■ **Requirement**: Look below. Copy each line that has "Convert" in it.

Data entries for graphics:
══════════

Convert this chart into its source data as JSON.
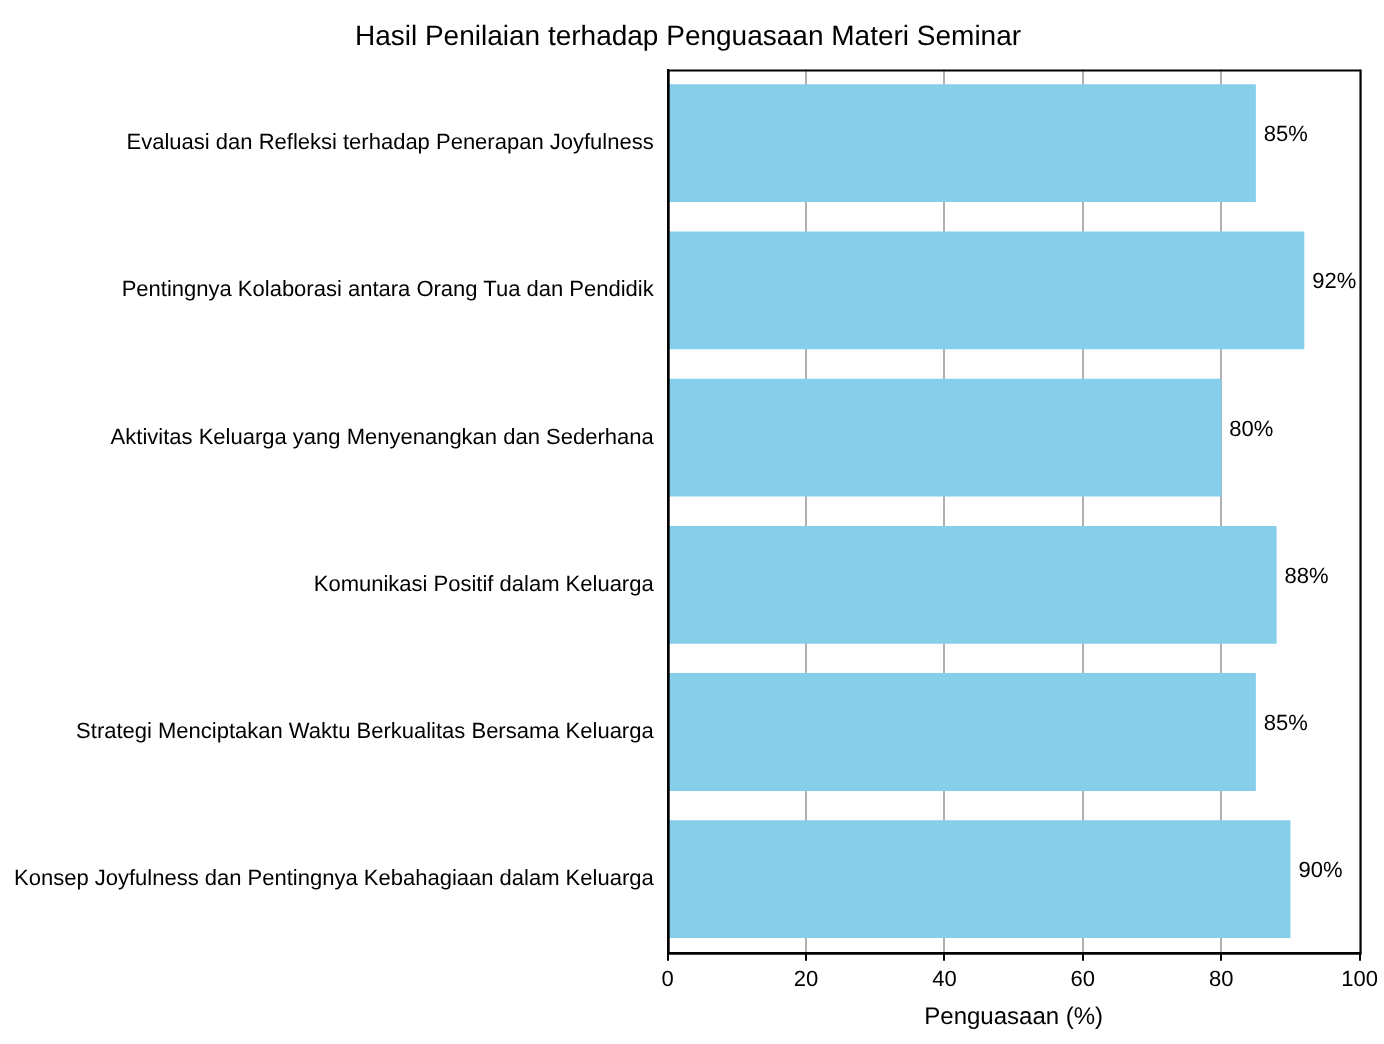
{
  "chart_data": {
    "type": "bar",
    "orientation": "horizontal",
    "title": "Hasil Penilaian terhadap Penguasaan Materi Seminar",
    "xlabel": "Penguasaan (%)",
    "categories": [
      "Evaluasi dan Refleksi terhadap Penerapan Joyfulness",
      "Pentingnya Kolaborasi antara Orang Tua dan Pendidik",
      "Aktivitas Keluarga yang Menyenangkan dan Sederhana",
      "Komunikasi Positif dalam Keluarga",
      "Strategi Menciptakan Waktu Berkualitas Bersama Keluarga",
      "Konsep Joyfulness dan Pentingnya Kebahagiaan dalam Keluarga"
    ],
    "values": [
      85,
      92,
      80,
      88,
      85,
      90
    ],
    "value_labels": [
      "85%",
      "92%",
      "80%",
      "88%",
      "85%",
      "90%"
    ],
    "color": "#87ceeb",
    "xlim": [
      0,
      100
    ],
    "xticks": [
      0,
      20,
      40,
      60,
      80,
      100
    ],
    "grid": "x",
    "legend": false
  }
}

══════════

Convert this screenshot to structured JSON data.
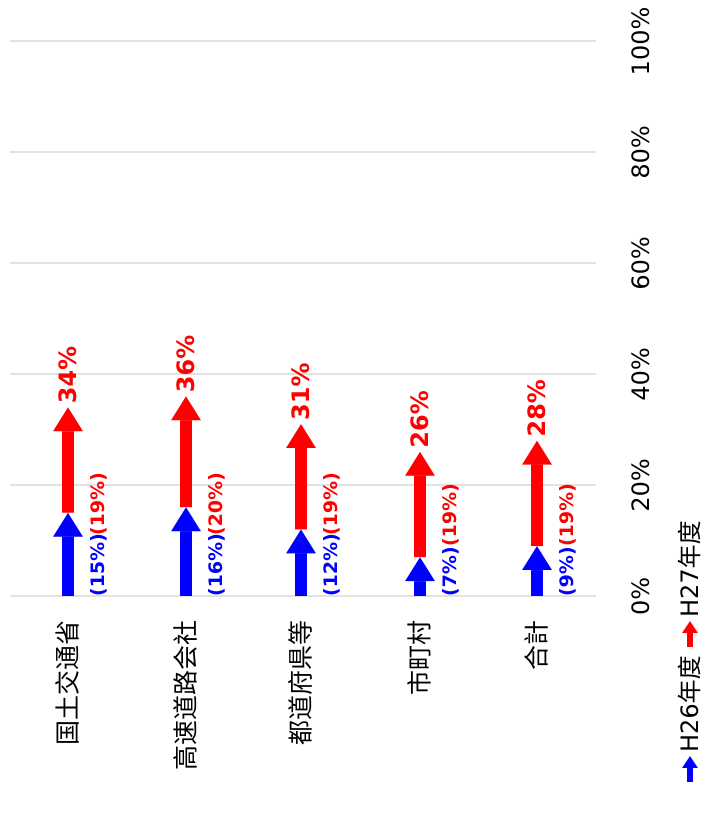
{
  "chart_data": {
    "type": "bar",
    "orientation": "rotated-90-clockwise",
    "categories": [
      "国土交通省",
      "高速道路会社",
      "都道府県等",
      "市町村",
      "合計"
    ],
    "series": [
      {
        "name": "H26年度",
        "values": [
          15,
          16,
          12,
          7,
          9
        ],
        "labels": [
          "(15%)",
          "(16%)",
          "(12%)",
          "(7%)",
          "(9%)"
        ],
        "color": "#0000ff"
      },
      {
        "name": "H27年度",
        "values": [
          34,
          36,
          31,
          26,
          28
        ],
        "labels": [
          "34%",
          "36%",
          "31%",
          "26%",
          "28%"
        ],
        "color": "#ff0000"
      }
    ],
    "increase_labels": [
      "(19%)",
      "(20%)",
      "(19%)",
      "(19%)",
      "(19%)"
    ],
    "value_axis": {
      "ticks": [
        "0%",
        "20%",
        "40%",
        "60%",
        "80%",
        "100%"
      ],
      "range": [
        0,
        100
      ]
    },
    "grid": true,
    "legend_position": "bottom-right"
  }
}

══════════

■ **Completed exercise**:
Convert this chart into its source data as JSON.
Convert this screenshot to structured JSON data.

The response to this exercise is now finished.